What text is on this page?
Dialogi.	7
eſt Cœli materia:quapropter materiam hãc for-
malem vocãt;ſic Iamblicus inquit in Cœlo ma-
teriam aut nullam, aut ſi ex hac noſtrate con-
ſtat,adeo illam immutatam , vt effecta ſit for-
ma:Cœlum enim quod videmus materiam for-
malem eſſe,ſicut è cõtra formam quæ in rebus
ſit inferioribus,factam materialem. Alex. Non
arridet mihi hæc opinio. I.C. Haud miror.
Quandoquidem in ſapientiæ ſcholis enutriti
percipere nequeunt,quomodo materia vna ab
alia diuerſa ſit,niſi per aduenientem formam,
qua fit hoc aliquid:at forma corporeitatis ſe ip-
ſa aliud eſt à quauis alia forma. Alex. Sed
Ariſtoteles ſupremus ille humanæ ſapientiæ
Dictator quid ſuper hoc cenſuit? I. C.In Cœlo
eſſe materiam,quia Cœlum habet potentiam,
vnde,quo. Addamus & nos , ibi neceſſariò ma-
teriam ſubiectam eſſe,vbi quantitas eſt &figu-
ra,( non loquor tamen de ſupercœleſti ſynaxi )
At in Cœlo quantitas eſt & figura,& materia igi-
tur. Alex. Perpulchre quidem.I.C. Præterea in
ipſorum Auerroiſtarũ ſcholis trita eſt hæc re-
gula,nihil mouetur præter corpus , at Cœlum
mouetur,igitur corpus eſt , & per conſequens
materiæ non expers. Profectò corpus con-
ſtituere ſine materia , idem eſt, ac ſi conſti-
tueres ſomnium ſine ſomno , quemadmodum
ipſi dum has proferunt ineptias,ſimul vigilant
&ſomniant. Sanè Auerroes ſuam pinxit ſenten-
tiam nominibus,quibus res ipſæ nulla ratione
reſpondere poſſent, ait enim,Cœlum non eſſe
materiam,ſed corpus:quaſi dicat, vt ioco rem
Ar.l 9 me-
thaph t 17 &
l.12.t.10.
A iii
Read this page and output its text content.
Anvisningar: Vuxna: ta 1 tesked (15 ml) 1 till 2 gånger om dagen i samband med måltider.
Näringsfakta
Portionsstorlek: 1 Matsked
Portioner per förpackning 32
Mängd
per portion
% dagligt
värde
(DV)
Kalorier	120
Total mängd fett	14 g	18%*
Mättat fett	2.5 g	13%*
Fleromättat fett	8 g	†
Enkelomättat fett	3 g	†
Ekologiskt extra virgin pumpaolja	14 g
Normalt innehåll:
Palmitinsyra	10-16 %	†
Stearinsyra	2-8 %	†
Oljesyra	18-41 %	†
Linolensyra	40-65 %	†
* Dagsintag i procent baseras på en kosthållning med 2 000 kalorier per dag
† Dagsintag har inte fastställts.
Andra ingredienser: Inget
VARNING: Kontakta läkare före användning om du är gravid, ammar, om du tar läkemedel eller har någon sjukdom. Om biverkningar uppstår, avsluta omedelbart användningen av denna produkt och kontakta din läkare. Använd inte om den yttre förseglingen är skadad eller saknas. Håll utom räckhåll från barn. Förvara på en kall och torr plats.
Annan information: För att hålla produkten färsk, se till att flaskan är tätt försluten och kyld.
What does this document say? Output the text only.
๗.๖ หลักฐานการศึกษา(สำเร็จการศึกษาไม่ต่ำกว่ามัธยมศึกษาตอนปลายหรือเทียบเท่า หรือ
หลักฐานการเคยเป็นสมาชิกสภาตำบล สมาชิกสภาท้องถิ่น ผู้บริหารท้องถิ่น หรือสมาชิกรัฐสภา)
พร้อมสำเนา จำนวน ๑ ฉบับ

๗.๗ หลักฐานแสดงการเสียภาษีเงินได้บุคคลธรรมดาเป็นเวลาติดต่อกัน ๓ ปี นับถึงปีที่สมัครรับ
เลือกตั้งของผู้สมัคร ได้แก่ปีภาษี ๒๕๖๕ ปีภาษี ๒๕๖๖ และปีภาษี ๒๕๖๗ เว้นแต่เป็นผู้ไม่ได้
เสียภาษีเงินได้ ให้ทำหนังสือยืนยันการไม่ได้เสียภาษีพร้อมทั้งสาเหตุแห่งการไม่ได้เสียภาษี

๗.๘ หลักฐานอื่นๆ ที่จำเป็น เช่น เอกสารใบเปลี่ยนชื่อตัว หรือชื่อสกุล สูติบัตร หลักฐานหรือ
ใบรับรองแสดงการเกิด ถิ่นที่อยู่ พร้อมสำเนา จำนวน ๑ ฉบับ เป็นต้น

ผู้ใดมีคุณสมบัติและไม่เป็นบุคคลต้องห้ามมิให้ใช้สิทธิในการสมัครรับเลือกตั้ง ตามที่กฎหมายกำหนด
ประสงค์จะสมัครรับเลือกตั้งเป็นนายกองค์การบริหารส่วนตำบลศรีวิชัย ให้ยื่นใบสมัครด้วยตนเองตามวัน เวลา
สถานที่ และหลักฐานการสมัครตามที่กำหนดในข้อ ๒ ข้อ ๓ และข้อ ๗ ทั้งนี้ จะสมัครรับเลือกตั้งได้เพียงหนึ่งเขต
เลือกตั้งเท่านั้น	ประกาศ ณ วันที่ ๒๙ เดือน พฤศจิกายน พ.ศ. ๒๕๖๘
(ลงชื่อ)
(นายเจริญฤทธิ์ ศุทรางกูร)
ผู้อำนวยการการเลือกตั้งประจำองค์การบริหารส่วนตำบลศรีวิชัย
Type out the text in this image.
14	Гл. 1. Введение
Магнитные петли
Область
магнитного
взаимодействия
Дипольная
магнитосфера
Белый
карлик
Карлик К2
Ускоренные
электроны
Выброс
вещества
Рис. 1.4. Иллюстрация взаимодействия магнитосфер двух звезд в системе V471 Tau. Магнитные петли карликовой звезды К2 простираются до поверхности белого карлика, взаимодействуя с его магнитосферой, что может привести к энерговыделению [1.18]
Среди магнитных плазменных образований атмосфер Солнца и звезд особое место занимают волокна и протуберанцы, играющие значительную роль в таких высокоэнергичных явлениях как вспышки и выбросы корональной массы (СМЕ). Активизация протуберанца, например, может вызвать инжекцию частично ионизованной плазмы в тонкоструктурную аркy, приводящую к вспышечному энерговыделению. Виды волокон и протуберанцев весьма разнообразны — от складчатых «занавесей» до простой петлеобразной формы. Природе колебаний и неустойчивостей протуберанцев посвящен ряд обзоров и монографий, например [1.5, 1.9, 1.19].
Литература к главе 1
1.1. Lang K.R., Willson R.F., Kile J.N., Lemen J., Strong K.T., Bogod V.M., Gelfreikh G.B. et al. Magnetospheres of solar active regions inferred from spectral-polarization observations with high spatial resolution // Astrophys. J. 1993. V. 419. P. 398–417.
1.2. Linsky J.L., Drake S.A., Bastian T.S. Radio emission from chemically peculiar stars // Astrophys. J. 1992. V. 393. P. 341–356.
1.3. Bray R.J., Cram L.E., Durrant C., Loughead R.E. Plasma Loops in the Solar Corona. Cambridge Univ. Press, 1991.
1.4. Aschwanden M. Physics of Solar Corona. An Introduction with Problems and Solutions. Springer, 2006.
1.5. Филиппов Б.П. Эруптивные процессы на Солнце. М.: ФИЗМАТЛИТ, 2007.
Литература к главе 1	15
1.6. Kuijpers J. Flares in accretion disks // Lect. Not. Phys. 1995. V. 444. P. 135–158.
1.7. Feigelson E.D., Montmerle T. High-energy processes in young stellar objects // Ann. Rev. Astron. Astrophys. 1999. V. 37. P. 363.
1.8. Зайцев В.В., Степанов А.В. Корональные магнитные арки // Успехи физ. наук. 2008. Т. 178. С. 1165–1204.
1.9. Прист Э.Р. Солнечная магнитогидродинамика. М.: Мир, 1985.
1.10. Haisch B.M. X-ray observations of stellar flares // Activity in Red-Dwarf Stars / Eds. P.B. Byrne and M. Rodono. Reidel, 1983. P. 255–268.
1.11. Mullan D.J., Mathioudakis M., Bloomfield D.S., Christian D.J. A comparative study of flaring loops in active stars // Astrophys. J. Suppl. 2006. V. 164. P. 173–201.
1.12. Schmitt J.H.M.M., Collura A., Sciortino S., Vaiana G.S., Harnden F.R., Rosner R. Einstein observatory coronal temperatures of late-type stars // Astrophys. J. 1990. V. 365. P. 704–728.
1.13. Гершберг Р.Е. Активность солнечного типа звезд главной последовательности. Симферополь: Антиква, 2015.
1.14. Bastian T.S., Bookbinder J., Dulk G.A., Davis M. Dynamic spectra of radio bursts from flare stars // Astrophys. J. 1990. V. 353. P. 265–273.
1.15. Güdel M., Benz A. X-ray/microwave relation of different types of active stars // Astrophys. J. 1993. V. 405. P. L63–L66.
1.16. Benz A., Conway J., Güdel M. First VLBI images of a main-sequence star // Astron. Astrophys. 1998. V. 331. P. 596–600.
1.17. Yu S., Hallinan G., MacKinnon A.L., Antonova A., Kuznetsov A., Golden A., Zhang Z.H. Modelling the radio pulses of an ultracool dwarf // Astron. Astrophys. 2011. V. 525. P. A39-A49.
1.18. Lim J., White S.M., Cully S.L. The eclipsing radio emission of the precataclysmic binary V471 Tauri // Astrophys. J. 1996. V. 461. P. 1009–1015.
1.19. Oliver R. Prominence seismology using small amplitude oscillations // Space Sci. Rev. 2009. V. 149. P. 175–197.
──────────────────────────────
### Exercise brief
Isolate the lines that hold the word "วนตำบลศร" and copy all of them.

### Task answer
ประสงค์จะสมัครรับเลือกตั้งเป็นนายกองค์การบริหารส่วนตำบลศรีวิชัย ให้ยื่นใบสมัครด้วยตนเองตามวัน เวลา
ผู้อำนวยการการเลือกตั้งประจำองค์การบริหารส่วนตำบลศรีวิชัย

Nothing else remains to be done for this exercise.